Required task:
Answer with a single number, the count of lines holding the word "Прибыль".

Data for the task:
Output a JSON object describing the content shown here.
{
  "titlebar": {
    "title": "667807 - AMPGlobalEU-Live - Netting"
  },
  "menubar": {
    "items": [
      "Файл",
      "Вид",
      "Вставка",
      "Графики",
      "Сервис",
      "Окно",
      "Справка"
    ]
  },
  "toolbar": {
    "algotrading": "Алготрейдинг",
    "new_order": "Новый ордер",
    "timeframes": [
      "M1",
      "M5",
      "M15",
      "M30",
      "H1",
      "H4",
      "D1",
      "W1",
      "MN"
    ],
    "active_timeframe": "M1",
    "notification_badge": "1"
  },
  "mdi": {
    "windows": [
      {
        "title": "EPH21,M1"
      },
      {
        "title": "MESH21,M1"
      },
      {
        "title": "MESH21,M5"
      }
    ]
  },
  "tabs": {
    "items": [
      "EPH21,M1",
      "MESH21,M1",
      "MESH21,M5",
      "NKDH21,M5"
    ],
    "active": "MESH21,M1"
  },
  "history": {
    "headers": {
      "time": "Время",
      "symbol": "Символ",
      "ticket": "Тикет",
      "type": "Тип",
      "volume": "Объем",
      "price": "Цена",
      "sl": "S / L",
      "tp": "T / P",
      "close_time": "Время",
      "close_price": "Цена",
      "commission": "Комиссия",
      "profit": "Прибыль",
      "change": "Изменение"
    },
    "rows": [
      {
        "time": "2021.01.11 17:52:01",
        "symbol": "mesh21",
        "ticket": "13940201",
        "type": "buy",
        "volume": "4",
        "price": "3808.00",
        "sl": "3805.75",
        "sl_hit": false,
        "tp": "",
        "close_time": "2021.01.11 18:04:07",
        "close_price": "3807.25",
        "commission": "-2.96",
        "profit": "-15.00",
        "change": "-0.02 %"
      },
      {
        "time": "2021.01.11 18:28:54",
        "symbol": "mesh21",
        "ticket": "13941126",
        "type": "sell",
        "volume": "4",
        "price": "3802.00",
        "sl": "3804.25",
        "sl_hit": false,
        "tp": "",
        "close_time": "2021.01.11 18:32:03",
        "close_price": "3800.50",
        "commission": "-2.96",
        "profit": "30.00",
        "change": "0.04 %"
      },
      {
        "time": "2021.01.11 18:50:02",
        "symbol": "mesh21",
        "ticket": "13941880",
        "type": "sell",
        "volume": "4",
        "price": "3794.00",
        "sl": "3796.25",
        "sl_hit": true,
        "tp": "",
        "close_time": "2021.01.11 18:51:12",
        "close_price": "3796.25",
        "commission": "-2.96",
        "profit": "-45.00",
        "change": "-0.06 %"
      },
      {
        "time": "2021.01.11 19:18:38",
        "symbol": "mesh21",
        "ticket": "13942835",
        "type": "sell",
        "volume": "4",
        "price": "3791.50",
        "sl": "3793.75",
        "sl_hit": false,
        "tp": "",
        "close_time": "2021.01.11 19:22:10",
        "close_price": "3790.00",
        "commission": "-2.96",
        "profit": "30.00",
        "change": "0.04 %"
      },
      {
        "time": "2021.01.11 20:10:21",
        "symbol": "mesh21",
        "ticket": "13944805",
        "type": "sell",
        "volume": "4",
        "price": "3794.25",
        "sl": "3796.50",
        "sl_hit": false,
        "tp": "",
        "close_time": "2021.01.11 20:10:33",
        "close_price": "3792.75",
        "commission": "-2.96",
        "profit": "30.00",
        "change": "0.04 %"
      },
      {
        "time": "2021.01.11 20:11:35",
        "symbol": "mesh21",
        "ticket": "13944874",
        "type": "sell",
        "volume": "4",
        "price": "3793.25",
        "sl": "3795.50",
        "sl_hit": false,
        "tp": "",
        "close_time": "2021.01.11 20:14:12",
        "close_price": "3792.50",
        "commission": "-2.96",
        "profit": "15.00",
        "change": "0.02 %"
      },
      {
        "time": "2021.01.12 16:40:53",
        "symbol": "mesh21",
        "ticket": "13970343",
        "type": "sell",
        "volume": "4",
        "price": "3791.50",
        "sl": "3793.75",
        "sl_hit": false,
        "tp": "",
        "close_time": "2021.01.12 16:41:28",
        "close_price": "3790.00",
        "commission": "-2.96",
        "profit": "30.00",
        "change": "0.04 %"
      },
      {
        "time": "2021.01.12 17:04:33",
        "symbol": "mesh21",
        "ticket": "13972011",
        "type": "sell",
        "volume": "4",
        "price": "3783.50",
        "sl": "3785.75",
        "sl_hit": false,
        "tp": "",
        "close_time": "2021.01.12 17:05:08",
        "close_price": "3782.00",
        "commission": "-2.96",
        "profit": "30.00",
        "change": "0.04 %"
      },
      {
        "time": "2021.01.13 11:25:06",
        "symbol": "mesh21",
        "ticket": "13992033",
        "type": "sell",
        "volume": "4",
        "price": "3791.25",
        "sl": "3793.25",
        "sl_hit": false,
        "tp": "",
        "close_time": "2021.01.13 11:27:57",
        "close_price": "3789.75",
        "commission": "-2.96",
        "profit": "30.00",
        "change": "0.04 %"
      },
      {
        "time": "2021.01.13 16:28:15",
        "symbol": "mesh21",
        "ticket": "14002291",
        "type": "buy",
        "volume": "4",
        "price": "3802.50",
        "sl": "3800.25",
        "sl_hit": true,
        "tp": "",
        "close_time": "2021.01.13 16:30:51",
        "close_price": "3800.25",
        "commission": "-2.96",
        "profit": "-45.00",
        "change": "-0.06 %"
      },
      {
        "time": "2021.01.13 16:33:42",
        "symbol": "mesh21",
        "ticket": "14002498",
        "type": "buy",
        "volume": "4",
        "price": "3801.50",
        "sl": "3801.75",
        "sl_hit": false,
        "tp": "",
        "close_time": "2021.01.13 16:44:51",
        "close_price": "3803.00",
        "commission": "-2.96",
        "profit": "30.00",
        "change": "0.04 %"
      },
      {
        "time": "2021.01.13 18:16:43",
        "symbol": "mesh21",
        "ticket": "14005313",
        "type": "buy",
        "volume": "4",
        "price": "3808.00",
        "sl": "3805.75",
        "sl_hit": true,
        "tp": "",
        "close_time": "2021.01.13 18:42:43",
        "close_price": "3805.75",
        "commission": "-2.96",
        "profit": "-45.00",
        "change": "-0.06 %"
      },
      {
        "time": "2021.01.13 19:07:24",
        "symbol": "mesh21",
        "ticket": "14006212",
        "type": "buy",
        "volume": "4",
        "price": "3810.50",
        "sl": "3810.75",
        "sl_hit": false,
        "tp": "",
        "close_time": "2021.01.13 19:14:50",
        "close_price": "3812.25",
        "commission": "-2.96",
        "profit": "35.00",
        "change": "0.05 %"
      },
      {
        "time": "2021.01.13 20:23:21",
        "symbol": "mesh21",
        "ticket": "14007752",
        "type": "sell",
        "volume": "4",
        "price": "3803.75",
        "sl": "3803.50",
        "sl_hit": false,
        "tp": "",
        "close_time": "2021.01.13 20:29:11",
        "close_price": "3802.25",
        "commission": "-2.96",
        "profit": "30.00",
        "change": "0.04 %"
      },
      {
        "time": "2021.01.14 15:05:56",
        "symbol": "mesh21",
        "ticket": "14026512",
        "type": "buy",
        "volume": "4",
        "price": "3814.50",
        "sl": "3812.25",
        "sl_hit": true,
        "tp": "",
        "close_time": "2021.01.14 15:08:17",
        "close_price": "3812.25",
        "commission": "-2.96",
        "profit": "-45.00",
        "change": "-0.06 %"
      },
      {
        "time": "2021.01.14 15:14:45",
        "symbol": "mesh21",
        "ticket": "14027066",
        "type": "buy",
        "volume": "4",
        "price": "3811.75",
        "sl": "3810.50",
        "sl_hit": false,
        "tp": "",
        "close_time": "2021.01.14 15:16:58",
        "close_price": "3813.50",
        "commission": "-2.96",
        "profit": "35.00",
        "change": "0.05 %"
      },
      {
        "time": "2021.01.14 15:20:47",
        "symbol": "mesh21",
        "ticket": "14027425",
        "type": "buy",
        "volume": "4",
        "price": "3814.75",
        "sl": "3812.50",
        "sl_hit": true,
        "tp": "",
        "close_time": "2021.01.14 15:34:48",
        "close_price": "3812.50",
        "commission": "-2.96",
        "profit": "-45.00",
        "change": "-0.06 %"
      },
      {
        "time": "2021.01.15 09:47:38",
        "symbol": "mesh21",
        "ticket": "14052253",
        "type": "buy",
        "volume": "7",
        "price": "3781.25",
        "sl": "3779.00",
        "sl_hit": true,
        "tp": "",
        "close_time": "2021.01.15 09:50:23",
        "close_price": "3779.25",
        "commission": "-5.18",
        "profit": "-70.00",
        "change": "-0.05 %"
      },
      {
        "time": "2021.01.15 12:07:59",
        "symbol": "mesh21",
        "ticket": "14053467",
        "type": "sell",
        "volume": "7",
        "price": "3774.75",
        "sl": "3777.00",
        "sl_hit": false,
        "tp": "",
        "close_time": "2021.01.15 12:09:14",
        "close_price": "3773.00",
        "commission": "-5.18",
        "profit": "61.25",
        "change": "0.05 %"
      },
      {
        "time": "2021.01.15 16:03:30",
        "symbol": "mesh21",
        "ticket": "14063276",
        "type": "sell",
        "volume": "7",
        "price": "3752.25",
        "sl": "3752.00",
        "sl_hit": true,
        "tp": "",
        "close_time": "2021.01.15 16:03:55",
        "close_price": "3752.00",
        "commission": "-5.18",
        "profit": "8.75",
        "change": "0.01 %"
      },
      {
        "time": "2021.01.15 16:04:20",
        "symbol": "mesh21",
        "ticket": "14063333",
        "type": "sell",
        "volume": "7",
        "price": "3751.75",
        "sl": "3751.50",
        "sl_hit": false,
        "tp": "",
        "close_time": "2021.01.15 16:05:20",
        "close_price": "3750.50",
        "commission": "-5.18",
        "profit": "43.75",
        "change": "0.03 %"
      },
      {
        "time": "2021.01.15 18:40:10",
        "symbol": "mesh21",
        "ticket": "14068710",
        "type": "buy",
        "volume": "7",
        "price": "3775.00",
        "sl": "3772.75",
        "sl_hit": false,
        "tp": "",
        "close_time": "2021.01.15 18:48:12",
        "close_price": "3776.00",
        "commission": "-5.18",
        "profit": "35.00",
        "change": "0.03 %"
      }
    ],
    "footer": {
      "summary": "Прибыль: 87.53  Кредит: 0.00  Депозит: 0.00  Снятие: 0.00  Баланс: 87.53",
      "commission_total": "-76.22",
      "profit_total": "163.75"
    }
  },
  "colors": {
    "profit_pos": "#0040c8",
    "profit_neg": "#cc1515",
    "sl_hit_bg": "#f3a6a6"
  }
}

Output of the task:
2